--- Excerpted passage ---

Despite the contradictions between Lebanese and Arab nationalist
discourses, both were self-avowedly modern in their use of the language
of liberation, freedom and natural rights. While the "people" formed
the basis of nationalist ideology, in reality the popular participation
did not fundamentally impinge upon the continuity of elite politics
and rivalries.[11]
Sectarianism as the Nation
The creation of the Lebanese republic in 1926, which gave the Maronite
elites of Lebanon the lion's share of the power, was supplemented
in 1943 by a "National Pact" which began the era of formal independence.
Presented to the people as a fait accompli, the National Pact, itself
a result of elite compromises, essentially legitimated a system of
patronage and a division of spoils among the elites of the new nation-state,
thus betraying the inability to locate a genuinely national base.
The Maronite elites were guaranteed the presidency, the Sunnis the
prime ministership and the Shi'a the speaker of parliament.[12]
The molding of nationalist politics onto an Ottoman social order
created a sectarian nationalism and the politics of nationalist
elitism.[13] The problem of how to integrate the masses into the
new nation without opening the realm of back-room politics became
the central concern of the elites. Electoral and personal status
laws were regulated by religious affiliation such that to be Lebanese
meant to be defined according to religious affiliation. There could
be no Lebanese citizen who was not at the same time a member of
a particular religious community.
Given the failure of state officials to extend their reach to
predominantly Shi'a areas in southern Lebanon and northern regions
like Akkar, the nationalist project of Lebanon remained inseparably
linked to state-affiliated elites, who dispensed jobs, paved roads
and brought electricity to their own regions. The "sectarian balance,"

--- Records for the task ---

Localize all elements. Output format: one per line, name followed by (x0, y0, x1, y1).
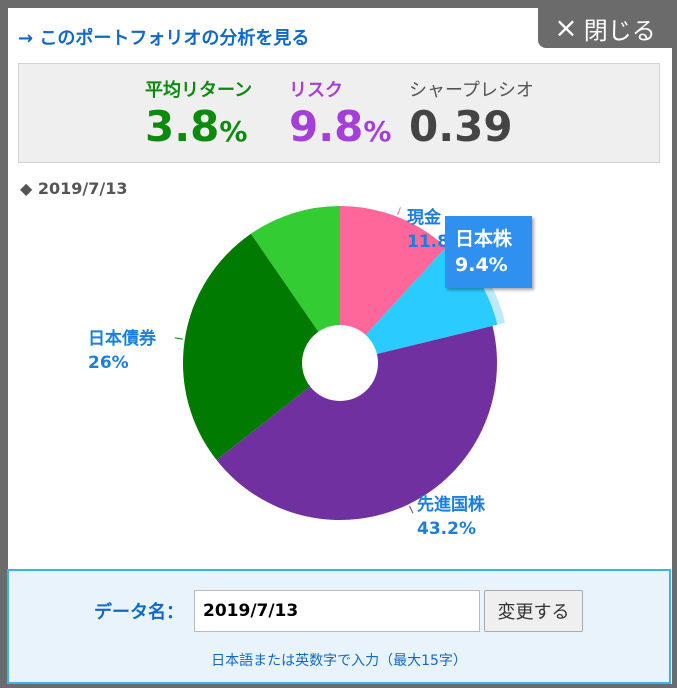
pie-center-hole (302, 325, 378, 401)
change-button[interactable]: 変更する (484, 590, 583, 632)
tooltip-value: 9.4% (455, 254, 508, 276)
allocation-pie-chart (174, 206, 506, 520)
return-value-row: 3.8% (145, 102, 252, 151)
sharpe-stat: シャープレシオ 0.39 (409, 76, 534, 150)
return-value: 3.8 (145, 102, 220, 151)
pie-slice-domestic-bonds[interactable] (183, 233, 340, 461)
pie-label-domestic-bonds: 日本債券 26% (88, 327, 156, 375)
pie-slice-domestic-bonds-leader (174, 337, 183, 340)
return-label: 平均リターン (145, 80, 253, 101)
pie-label-developed-stocks-name: 先進国株 (417, 495, 485, 515)
pie-slice-developed-stocks[interactable] (216, 325, 497, 520)
analysis-link[interactable]: → このポートフォリオの分析を見る (18, 28, 310, 49)
chart-date-label: ◆ 2019/7/13 (20, 179, 128, 198)
tooltip-name: 日本株 (455, 228, 513, 250)
data-name-form: データ名： 変更する 日本語または英数字で入力（最大15字） (7, 569, 671, 684)
close-button[interactable]: × 閉じる (538, 8, 672, 48)
stats-box: 平均リターン 3.8% リスク 9.8% シャープレシオ 0.39 (18, 63, 660, 163)
slice-tooltip: 日本株 9.4% (445, 216, 532, 288)
pie-label-developed-stocks-value: 43.2% (417, 519, 476, 539)
input-hint: 日本語または英数字で入力（最大15字） (211, 653, 467, 669)
data-name-input[interactable] (194, 590, 480, 632)
pie-label-domestic-bonds-name: 日本債券 (88, 329, 156, 349)
pie-slice-cash[interactable] (340, 206, 447, 363)
return-stat: 平均リターン 3.8% (145, 76, 252, 150)
pie-slice-developed-stocks-leader (409, 505, 414, 514)
risk-label: リスク (289, 80, 343, 101)
close-icon: × (554, 11, 578, 44)
return-percent: % (219, 115, 248, 148)
pie-slice-highlight (449, 237, 506, 325)
pie-label-cash-name: 現金 (407, 208, 441, 228)
risk-value: 9.8 (289, 102, 364, 151)
pie-label-developed-stocks: 先進国株 43.2% (417, 493, 485, 541)
pie-slice-other[interactable] (250, 206, 340, 363)
pie-slice-cash-leader (397, 207, 401, 215)
portfolio-panel: × 閉じる → このポートフォリオの分析を見る 平均リターン 3.8% リスク … (7, 8, 672, 684)
sharpe-value: 0.39 (409, 102, 513, 151)
risk-percent: % (363, 115, 392, 148)
data-name-label: データ名： (94, 602, 184, 623)
pie-label-domestic-bonds-value: 26% (88, 353, 129, 373)
risk-stat: リスク 9.8% (289, 76, 391, 150)
close-label: 閉じる (583, 16, 656, 45)
sharpe-label: シャープレシオ (409, 80, 534, 101)
risk-value-row: 9.8% (289, 102, 392, 151)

---

[Set exercise A] In the passage on Lebanese sectarianism, which office did the National Pact guarantee to the Sunnis?
[Set exercise B] Return the lines of the records from the line with "pie-center-hole (302, 325, 378, 401)" up to and including the last line of the records, copying each one exactly.

[Task response A] The prime ministership.

[Task response B]
pie-center-hole (302, 325, 378, 401)
change-button[interactable]: 変更する (484, 590, 583, 632)
tooltip-value: 9.4% (455, 254, 508, 276)
allocation-pie-chart (174, 206, 506, 520)
return-value-row: 3.8% (145, 102, 252, 151)
sharpe-stat: シャープレシオ 0.39 (409, 76, 534, 150)
return-value: 3.8 (145, 102, 220, 151)
pie-slice-domestic-bonds[interactable] (183, 233, 340, 461)
pie-label-domestic-bonds: 日本債券 26% (88, 327, 156, 375)
pie-slice-domestic-bonds-leader (174, 337, 183, 340)
return-label: 平均リターン (145, 80, 253, 101)
pie-label-developed-stocks-name: 先進国株 (417, 495, 485, 515)
pie-slice-developed-stocks[interactable] (216, 325, 497, 520)
analysis-link[interactable]: → このポートフォリオの分析を見る (18, 28, 310, 49)
chart-date-label: ◆ 2019/7/13 (20, 179, 128, 198)
tooltip-name: 日本株 (455, 228, 513, 250)
data-name-form: データ名： 変更する 日本語または英数字で入力（最大15字） (7, 569, 671, 684)
close-button[interactable]: × 閉じる (538, 8, 672, 48)
stats-box: 平均リターン 3.8% リスク 9.8% シャープレシオ 0.39 (18, 63, 660, 163)
slice-tooltip: 日本株 9.4% (445, 216, 532, 288)
pie-label-developed-stocks-value: 43.2% (417, 519, 476, 539)
input-hint: 日本語または英数字で入力（最大15字） (211, 653, 467, 669)
data-name-input[interactable] (194, 590, 480, 632)
pie-label-domestic-bonds-name: 日本債券 (88, 329, 156, 349)
pie-slice-cash[interactable] (340, 206, 447, 363)
return-stat: 平均リターン 3.8% (145, 76, 252, 150)
pie-slice-developed-stocks-leader (409, 505, 414, 514)
risk-label: リスク (289, 80, 343, 101)
close-icon: × (554, 11, 578, 44)
return-percent: % (219, 115, 248, 148)
pie-slice-highlight (449, 237, 506, 325)
pie-label-cash-name: 現金 (407, 208, 441, 228)
risk-value: 9.8 (289, 102, 364, 151)
pie-label-developed-stocks: 先進国株 43.2% (417, 493, 485, 541)
pie-slice-other[interactable] (250, 206, 340, 363)
pie-slice-cash-leader (397, 207, 401, 215)
portfolio-panel: × 閉じる → このポートフォリオの分析を見る 平均リターン 3.8% リスク … (7, 8, 672, 684)
sharpe-value: 0.39 (409, 102, 513, 151)
risk-percent: % (363, 115, 392, 148)
data-name-label: データ名： (94, 602, 184, 623)
pie-label-domestic-bonds-value: 26% (88, 353, 129, 373)
risk-stat: リスク 9.8% (289, 76, 391, 150)
close-label: 閉じる (583, 16, 656, 45)
sharpe-label: シャープレシオ (409, 80, 534, 101)
risk-value-row: 9.8% (289, 102, 392, 151)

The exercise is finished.